>> begin Data supplied

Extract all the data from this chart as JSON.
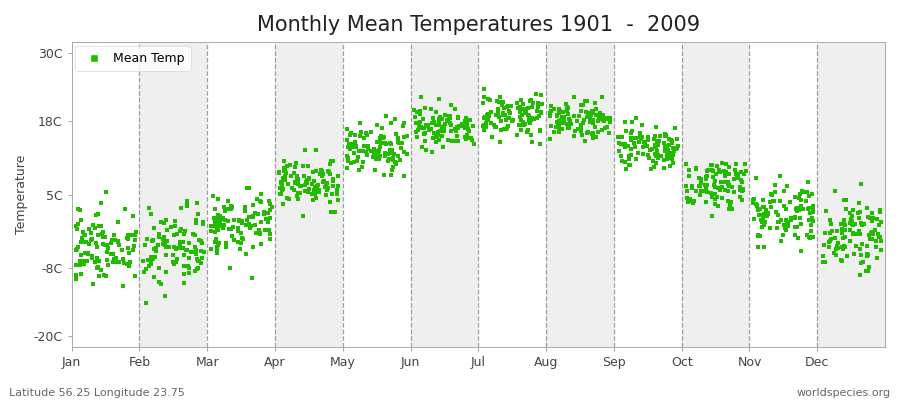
{
  "title": "Monthly Mean Temperatures 1901  -  2009",
  "ylabel": "Temperature",
  "xlabel_labels": [
    "Jan",
    "Feb",
    "Mar",
    "Apr",
    "May",
    "Jun",
    "Jul",
    "Aug",
    "Sep",
    "Oct",
    "Nov",
    "Dec"
  ],
  "ytick_positions": [
    -20,
    -8,
    5,
    18,
    30
  ],
  "ytick_labels": [
    "-20C",
    "-8C",
    "5C",
    "18C",
    "30C"
  ],
  "ylim": [
    -22,
    32
  ],
  "xlim": [
    0,
    12
  ],
  "dot_color": "#22BB00",
  "bg_color": "#FFFFFF",
  "band_color_light": "#FFFFFF",
  "band_color_dark": "#EFEFEF",
  "legend_label": "Mean Temp",
  "footer_left": "Latitude 56.25 Longitude 23.75",
  "footer_right": "worldspecies.org",
  "title_fontsize": 15,
  "label_fontsize": 9,
  "tick_fontsize": 9,
  "footer_fontsize": 8,
  "dot_size": 12,
  "monthly_means": [
    -4.0,
    -4.5,
    0.0,
    7.0,
    13.0,
    17.0,
    19.0,
    18.0,
    13.0,
    7.0,
    2.0,
    -2.0
  ],
  "monthly_stds": [
    3.5,
    3.8,
    2.8,
    2.2,
    2.0,
    2.0,
    1.8,
    1.8,
    2.0,
    2.2,
    2.5,
    3.0
  ],
  "n_years": 109
}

>> end Data supplied

__What is needed__. Copy each line of the records precisely and drop any images they hold.

__Finished answer__.
Extract all the data from this chart as JSON.
{
  "title": "Monthly Mean Temperatures 1901  -  2009",
  "ylabel": "Temperature",
  "xlabel_labels": [
    "Jan",
    "Feb",
    "Mar",
    "Apr",
    "May",
    "Jun",
    "Jul",
    "Aug",
    "Sep",
    "Oct",
    "Nov",
    "Dec"
  ],
  "ytick_positions": [
    -20,
    -8,
    5,
    18,
    30
  ],
  "ytick_labels": [
    "-20C",
    "-8C",
    "5C",
    "18C",
    "30C"
  ],
  "ylim": [
    -22,
    32
  ],
  "xlim": [
    0,
    12
  ],
  "dot_color": "#22BB00",
  "bg_color": "#FFFFFF",
  "band_color_light": "#FFFFFF",
  "band_color_dark": "#EFEFEF",
  "legend_label": "Mean Temp",
  "footer_left": "Latitude 56.25 Longitude 23.75",
  "footer_right": "worldspecies.org",
  "title_fontsize": 15,
  "label_fontsize": 9,
  "tick_fontsize": 9,
  "footer_fontsize": 8,
  "dot_size": 12,
  "monthly_means": [
    -4.0,
    -4.5,
    0.0,
    7.0,
    13.0,
    17.0,
    19.0,
    18.0,
    13.0,
    7.0,
    2.0,
    -2.0
  ],
  "monthly_stds": [
    3.5,
    3.8,
    2.8,
    2.2,
    2.0,
    2.0,
    1.8,
    1.8,
    2.0,
    2.2,
    2.5,
    3.0
  ],
  "n_years": 109
}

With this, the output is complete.